Top of Task material

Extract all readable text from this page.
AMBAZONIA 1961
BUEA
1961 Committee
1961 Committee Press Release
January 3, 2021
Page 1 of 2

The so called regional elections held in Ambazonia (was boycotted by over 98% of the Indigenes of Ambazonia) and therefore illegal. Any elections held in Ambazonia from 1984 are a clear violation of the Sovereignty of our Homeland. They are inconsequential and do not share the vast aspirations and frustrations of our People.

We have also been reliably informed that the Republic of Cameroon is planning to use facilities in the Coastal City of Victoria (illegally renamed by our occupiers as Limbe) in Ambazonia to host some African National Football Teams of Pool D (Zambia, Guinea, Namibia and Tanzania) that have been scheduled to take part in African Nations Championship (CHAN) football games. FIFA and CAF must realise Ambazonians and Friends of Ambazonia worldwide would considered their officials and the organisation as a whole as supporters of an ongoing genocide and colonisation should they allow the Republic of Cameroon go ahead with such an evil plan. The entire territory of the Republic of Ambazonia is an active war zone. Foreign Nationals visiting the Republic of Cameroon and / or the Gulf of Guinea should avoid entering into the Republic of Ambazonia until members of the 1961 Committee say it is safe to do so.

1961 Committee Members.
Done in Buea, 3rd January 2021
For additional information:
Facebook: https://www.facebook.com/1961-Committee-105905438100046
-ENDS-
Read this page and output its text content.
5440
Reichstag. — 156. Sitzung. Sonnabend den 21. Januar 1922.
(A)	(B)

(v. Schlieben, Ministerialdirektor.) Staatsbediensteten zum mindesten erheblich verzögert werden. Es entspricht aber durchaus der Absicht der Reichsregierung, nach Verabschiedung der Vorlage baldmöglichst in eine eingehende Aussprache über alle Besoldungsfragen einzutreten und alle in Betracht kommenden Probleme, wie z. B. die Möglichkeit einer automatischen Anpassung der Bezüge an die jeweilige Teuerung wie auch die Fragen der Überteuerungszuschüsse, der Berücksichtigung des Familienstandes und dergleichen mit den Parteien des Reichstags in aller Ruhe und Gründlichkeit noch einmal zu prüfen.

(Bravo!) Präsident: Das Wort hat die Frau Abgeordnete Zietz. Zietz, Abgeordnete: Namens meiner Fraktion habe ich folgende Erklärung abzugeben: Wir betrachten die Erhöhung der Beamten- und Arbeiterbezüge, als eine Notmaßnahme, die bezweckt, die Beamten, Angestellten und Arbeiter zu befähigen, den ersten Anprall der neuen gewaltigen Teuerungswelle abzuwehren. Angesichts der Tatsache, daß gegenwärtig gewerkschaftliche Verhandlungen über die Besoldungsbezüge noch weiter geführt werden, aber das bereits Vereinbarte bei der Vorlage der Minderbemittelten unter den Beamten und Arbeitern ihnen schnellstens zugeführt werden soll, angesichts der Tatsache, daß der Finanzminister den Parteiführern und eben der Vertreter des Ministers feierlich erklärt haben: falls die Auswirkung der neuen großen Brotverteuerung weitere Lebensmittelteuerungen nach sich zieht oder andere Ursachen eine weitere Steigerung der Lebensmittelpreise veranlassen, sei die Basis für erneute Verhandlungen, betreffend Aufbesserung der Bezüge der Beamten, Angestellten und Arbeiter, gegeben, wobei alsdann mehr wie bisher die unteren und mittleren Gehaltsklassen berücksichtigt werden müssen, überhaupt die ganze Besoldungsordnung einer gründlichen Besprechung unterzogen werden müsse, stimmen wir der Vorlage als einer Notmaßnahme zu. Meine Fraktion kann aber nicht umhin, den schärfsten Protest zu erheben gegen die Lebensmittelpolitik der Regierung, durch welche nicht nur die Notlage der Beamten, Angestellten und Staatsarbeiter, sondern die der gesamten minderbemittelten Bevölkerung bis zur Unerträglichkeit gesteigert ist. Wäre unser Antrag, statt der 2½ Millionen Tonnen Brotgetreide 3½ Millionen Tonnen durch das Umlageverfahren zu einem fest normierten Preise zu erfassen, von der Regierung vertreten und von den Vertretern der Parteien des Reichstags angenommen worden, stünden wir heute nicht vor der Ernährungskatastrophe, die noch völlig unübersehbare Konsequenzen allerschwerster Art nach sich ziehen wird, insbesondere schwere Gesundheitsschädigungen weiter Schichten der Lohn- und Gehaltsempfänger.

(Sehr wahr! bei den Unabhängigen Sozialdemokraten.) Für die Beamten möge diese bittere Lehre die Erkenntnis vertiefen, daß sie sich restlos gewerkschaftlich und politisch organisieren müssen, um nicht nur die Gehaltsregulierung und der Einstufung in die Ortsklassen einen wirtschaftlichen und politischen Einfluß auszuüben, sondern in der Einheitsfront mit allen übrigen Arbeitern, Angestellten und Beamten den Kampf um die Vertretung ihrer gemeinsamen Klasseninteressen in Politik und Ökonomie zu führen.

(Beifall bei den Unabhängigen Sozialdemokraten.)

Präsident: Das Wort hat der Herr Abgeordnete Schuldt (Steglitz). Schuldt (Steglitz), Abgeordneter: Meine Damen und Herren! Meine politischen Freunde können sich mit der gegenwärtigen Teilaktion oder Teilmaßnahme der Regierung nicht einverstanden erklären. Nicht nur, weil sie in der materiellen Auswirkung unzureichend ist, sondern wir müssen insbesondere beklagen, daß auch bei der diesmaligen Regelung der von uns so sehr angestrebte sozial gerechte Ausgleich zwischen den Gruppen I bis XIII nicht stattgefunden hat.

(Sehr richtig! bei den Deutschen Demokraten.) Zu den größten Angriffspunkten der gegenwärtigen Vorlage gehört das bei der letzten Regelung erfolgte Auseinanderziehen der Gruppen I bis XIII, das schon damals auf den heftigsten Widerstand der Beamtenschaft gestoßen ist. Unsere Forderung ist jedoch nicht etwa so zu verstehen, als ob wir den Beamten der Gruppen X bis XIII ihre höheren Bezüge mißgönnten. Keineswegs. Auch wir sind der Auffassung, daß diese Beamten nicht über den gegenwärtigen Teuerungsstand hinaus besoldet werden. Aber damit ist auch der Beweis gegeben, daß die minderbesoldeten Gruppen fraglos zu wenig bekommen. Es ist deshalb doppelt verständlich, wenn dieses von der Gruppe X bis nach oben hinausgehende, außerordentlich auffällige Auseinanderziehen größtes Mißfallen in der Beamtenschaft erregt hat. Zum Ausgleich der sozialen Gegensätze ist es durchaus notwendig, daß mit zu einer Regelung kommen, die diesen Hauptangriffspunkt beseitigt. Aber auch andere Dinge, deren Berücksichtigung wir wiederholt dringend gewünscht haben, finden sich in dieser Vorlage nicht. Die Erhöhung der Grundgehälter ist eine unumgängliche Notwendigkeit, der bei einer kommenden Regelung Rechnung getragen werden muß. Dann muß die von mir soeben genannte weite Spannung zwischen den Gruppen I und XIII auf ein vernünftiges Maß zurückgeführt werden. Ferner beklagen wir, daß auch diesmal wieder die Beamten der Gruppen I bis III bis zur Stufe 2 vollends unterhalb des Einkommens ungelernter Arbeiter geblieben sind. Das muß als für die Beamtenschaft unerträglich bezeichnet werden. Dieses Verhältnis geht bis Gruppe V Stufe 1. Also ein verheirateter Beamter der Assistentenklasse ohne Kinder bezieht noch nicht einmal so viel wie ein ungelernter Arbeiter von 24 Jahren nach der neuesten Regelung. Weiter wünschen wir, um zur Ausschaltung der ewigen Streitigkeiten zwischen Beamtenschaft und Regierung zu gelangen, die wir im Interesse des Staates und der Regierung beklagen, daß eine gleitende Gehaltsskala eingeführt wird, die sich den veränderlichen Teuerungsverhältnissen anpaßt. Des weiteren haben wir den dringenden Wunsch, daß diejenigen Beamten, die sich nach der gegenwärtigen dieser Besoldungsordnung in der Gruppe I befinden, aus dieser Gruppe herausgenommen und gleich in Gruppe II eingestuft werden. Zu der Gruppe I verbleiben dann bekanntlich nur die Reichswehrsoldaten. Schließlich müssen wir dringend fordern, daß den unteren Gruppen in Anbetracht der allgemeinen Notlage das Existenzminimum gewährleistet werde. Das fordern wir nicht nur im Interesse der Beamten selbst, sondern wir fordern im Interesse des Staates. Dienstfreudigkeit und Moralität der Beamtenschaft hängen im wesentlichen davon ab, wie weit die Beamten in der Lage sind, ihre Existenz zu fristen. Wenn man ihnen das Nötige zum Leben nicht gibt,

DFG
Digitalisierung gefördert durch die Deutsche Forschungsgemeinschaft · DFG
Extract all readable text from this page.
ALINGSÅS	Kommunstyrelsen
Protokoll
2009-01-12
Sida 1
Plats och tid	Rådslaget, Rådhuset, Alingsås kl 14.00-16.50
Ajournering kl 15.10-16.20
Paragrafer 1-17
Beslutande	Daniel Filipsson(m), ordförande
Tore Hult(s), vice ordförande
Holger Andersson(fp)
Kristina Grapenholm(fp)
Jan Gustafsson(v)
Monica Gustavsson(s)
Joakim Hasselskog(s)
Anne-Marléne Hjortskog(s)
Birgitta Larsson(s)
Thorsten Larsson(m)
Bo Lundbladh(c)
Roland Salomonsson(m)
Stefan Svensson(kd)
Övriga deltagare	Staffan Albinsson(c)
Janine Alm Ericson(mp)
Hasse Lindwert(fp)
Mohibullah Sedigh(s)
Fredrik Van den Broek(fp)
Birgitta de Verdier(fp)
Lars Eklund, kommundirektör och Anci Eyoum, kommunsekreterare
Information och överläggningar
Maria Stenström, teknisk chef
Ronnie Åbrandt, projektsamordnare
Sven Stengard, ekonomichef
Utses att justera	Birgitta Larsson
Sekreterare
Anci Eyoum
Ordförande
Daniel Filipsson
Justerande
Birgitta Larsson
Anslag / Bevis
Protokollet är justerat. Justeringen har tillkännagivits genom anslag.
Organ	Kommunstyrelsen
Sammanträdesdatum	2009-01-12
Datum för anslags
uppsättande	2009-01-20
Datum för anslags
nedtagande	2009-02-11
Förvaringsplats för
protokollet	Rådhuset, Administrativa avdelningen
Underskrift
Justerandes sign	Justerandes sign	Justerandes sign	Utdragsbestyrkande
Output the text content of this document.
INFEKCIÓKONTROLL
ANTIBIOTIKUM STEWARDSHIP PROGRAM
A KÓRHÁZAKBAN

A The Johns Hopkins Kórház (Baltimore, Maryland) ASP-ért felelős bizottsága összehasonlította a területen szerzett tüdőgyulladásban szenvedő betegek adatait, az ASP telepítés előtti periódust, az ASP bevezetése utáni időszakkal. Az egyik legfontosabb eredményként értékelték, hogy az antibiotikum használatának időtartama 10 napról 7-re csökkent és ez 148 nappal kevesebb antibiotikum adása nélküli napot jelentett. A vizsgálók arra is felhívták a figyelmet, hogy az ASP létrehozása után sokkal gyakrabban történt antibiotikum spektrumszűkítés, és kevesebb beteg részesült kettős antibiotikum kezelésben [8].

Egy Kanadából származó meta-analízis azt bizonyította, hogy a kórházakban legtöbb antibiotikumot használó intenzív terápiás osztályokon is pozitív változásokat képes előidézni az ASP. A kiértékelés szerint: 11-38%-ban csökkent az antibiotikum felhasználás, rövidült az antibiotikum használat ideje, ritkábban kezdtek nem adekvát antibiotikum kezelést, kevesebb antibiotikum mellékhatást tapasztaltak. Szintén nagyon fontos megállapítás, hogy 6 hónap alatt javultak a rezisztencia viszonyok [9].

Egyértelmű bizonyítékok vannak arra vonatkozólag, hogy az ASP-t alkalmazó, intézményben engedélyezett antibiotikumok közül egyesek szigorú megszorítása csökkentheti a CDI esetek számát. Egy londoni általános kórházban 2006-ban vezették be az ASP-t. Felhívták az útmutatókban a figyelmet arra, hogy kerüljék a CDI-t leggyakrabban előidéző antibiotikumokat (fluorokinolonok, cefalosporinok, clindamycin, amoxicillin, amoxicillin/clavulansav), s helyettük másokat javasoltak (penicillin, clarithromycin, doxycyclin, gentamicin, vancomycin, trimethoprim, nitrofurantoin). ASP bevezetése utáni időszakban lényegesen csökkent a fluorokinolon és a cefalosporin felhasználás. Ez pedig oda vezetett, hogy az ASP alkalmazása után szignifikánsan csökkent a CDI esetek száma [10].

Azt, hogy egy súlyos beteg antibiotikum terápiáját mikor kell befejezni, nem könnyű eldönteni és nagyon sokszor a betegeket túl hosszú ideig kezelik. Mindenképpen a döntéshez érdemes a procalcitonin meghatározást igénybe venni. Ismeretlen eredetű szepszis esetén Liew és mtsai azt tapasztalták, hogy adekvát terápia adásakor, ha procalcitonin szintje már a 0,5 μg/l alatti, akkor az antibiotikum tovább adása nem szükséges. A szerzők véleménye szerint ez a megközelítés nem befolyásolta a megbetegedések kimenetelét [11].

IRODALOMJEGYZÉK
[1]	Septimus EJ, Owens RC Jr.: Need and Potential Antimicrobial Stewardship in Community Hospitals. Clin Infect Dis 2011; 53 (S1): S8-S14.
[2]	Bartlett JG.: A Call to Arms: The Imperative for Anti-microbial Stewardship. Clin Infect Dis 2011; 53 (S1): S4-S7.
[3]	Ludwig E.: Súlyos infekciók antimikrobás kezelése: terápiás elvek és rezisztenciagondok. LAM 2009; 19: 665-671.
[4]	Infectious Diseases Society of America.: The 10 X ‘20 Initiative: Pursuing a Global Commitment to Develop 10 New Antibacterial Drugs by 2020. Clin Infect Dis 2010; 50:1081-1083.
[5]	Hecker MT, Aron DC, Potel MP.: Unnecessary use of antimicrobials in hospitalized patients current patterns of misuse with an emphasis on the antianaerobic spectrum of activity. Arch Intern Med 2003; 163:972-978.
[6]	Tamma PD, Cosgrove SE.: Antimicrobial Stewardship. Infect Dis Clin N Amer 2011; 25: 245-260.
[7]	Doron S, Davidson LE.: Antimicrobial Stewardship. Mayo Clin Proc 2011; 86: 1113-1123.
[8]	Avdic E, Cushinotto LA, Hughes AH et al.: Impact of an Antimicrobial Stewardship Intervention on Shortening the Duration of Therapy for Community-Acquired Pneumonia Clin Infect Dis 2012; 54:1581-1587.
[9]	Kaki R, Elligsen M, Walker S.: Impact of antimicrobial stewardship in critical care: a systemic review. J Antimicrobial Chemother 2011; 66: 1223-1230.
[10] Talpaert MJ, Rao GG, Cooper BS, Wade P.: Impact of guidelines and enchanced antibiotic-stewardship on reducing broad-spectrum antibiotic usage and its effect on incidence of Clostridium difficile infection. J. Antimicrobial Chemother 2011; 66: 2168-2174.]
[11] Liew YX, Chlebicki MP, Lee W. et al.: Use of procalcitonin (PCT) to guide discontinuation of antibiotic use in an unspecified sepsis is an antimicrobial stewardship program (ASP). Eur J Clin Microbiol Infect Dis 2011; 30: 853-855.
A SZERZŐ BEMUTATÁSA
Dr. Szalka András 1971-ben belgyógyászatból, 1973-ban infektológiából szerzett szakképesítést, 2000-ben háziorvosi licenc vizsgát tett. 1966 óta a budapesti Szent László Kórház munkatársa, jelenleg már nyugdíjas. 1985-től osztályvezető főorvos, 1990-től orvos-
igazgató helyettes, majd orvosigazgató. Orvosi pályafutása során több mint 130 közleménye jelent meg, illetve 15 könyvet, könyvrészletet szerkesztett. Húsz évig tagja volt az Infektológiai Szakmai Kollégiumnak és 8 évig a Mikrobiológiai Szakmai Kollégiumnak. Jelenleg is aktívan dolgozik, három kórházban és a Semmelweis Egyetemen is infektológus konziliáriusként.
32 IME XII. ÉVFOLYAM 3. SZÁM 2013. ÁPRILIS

Bottom of Task material

> [Work request] From the data above, show each line that contains "text".

> [Response to this exercise]
Extract all readable text from this page.
Read this page and output its text content.
Extract all readable text from this page.
Output the text content of this document.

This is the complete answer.